УКАЗАНИЯ К ЗАДАНИЮ:
Дословно воспроизведите из приведенного ниже фрагмента страницы все от слов «Нашим первым действием» вплоть до слов «логику ваших рассуждений?».

ФРАГМЕНТ СТРАНИЦЫ:
Р.Ж.: Разумеется, структурные аналогии между Страстями Христа и жертвоприношениями в других религиях всегда вызывают недоумение. Жертвенная интерпретация не может видеть ничего кроме этой аналогии, и здесь мы хорошо видим, что именно этой поверхностно структурной интерпретации сохраняют верность все антихристианские концепции. Чтобы избежать соблазна такой аналогии, чтобы увидеть те знамения, которые недвусмысленно подтверждают оппозиционность этих двух трансцендентностей, необходимо начать с понимания того вклада, который внес в антропологию евангельский текст, открыв правду об учредительном механизме.

Если бы смерть Иисуса была «жертвоприношением»[110]110
  См. прим. 7, с. 292.


[Закрыть]
в этимологическом смысле «производства священного» (saai-fice), то Его воскресение было бы «продуктом» распятия. Но это не так, и ортодоксальное богословие всегда побеждало соблазн превратить Страсти Христа в обожествляющий Его процесс. Для ортодоксии божественность Христа, не будучи чем-то внешним для Его человеческой природы, разумеется, не зависит от событии Его земной жизни. Вместо того чтобы делать из распятия причину божественности – соблазн, которому всегда поддавалась известная ветвь христианства, культивировавшая страдание, было бы лучше увидеть в нем ее следствие. Вести себя поистине божественно на этой земле, которая стала добычей насилия, не означает господствовать над людьми, не означает подавлять их своим авторитетом, не означает терроризировать их и изумлять их своими страданиями и теми благодеяниями, которые можно из них извлечь, не означает делать различие между двойниками, не означает участвовать в их конфликтах. «Ибо нет лицеприятия у Бога». Он не делает различий между «эллинами и иудеями, мужчинами и женщинами и т.д.». Его трансцендентность может еще казаться чистым безразличием и в конечном итоге отсутствием «всемогущества», пока она бесконечно удаляется от нас, прячась от наших насилий, но она же являет себя как героическая и совершенная любовь, когда воплощается в человеческом существе и ходит среди людей, уча их об истинном Боге и о том, как к Нему приблизиться.

Нашим первым действием было открытие учредительного механизма, отсюда следует все остальное не потому, что евангельский текст сводится к чисто антропологическим рассуждениям, а потому, что его истинного религиозного содержания мы не сможем понять до тех пор, пока не поймем его антропологического содержания.

Г.Л.: Но ведь только у Иоанна сцена распятия полностью очищена от чудесных знамений. При этом вы признаете равную ценность всех четырех Евангелий. Как же вы можете объяснить те чудесные знамения, которые присутствуют в синоптических Евангелиях? Разве они не разбивают логику ваших рассуждений?

ИЗВЛЕЧЁННЫЕ ЗАПИСИ:
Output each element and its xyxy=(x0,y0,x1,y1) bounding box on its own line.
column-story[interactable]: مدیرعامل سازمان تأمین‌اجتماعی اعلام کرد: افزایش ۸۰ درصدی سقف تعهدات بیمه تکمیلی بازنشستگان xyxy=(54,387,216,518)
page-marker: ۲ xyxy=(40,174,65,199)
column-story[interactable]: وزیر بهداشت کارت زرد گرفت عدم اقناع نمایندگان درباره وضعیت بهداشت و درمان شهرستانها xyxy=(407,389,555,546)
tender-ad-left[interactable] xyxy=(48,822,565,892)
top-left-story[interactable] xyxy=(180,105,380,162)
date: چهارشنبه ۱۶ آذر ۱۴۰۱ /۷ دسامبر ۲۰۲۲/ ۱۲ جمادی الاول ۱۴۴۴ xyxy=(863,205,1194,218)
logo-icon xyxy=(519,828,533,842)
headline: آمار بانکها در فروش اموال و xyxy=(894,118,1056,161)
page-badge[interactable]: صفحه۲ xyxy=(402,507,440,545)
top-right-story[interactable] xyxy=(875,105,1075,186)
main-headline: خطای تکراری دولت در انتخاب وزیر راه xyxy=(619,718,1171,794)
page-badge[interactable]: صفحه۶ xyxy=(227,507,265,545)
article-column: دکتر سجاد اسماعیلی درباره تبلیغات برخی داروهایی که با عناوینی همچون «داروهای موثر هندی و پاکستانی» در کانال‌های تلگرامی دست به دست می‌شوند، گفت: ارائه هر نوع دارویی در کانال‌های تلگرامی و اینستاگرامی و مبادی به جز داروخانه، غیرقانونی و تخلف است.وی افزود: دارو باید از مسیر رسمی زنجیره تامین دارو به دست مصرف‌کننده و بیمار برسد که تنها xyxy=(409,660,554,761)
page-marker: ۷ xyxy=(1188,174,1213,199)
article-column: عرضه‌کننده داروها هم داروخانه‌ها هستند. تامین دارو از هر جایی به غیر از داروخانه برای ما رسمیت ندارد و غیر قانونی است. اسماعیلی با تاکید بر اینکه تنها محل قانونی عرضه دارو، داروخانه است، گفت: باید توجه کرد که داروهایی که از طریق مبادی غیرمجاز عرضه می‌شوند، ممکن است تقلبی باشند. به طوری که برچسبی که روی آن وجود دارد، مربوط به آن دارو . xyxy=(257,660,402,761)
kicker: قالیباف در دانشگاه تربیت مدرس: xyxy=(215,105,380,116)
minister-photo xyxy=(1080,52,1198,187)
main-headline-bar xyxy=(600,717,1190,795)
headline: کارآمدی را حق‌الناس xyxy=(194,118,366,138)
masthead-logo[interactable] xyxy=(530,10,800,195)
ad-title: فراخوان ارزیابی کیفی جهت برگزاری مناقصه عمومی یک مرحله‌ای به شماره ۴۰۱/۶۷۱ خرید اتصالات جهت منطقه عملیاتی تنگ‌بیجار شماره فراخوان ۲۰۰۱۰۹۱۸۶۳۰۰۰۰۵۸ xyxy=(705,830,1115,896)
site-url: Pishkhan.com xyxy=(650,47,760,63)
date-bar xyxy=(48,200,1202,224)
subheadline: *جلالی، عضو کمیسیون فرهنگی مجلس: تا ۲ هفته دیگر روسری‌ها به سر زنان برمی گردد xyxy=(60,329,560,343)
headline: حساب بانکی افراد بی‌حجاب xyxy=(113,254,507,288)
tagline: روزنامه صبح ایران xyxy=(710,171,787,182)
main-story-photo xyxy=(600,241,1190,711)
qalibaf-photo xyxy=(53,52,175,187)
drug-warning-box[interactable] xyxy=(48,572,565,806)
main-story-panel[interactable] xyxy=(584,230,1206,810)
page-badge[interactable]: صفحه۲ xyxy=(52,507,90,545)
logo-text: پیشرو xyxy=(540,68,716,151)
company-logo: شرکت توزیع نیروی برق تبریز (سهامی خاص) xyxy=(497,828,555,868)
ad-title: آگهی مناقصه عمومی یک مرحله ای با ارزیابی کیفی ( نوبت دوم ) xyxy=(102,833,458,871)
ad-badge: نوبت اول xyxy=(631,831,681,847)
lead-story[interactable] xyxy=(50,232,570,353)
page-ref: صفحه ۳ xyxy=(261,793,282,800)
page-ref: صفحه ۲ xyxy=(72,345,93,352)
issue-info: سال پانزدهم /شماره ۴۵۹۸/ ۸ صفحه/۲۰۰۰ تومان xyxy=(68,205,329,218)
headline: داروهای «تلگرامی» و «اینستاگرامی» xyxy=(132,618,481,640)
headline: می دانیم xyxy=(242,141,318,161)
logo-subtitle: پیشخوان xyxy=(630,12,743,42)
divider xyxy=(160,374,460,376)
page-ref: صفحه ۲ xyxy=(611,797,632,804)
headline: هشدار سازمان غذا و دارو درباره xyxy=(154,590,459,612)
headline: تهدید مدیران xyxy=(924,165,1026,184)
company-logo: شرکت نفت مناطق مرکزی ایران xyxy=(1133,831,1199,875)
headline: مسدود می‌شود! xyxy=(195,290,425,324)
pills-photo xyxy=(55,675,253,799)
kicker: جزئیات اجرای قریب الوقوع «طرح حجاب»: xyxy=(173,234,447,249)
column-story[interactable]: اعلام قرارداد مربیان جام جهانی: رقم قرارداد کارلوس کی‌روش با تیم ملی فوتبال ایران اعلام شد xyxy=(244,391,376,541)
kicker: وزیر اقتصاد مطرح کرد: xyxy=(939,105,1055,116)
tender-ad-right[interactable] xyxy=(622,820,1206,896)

РЕЗУЛЬТАТ ВЫПОЛНЕНИЯ:
Нашим первым действием было открытие учредительного механизма, отсюда следует все остальное не потому, что евангельский текст сводится к чисто антропологическим рассуждениям, а потому, что его истинного религиозного содержания мы не сможем понять до тех пор, пока не поймем его антропологического содержания.

Г.Л.: Но ведь только у Иоанна сцена распятия полностью очищена от чудесных знамений. При этом вы признаете равную ценность всех четырех Евангелий. Как же вы можете объяснить те чудесные знамения, которые присутствуют в синоптических Евангелиях? Разве они не разбивают логику ваших рассуждений?